→ **Requirements**:
Please copy the passage below on atrocities done in Christ's name word for word, from its first line to its last.

→ **Extract to read**:
As Christians we must get collectively uncomfortable with the reality that our faith and our Bible has been used to carry out atrocities in Christ’s name. And it’s not enough to know this in a vague sense; everyone who claims the name of Jesus needs to know *the specifics* of what Christians have done (and do now) to people who are different than them.
I strongly encourage you to read this very short article that inspired this post and let yourself be appalled, disgusted, and disturbed. But in case you don’t, I won’t miss the opportunity to tell you:
- Christians kidnapped and sold school-age native kids into the sex trade.
- Christians scalped natives and burned them alive. To kill children, they slammed them against tree trunks and stones.
- Christians cut limbs off slaves who didn’t meet their production standards.
- Christians sliced open the swollen bellies of pregnant native women to kill them and their babies and to terrorize onlookers.

→ **Stored records**:
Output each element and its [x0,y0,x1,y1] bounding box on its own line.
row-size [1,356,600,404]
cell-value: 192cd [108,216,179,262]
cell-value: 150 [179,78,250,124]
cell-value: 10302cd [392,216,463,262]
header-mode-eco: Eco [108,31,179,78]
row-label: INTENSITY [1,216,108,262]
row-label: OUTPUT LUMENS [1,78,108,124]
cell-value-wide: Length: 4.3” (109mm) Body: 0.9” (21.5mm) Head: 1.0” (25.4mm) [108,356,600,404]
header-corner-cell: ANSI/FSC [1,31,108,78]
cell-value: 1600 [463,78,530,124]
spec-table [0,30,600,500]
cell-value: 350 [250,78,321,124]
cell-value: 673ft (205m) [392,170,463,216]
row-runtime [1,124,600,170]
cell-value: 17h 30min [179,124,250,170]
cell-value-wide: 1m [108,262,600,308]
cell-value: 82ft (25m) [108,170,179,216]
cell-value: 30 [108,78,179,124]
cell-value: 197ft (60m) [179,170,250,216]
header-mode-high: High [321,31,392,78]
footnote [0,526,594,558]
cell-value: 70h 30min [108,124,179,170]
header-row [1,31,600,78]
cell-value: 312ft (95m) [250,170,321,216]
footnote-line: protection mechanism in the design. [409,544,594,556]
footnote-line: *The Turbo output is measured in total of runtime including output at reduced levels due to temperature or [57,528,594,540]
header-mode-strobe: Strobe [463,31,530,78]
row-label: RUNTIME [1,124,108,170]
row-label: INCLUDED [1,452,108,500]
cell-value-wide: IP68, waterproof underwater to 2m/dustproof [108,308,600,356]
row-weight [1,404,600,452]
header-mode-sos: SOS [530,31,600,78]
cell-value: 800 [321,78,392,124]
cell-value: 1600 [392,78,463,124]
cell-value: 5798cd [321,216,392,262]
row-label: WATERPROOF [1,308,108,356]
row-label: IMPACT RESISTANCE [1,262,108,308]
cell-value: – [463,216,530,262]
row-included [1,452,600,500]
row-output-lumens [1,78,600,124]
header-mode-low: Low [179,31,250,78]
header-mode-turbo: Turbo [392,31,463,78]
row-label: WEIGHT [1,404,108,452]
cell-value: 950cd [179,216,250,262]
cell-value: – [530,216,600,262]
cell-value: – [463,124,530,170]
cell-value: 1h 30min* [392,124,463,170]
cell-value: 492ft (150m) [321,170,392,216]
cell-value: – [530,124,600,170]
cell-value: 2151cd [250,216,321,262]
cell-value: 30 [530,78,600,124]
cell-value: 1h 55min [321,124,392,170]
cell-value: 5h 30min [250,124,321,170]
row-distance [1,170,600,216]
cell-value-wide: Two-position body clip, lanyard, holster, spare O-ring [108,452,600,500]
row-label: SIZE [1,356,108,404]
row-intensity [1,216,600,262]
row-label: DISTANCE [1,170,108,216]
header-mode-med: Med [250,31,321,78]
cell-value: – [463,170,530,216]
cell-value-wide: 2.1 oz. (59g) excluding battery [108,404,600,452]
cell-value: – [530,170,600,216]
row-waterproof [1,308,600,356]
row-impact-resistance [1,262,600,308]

→ **Task result**:
As Christians we must get collectively uncomfortable with the reality that our faith and our Bible has been used to carry out atrocities in Christ’s name. And it’s not enough to know this in a vague sense; everyone who claims the name of Jesus needs to know *the specifics* of what Christians have done (and do now) to people who are different than them.
I strongly encourage you to read this very short article that inspired this post and let yourself be appalled, disgusted, and disturbed. But in case you don’t, I won’t miss the opportunity to tell you:
- Christians kidnapped and sold school-age native kids into the sex trade.
- Christians scalped natives and burned them alive. To kill children, they slammed them against tree trunks and stones.
- Christians cut limbs off slaves who didn’t meet their production standards.
- Christians sliced open the swollen bellies of pregnant native women to kill them and their babies and to terrorize onlookers.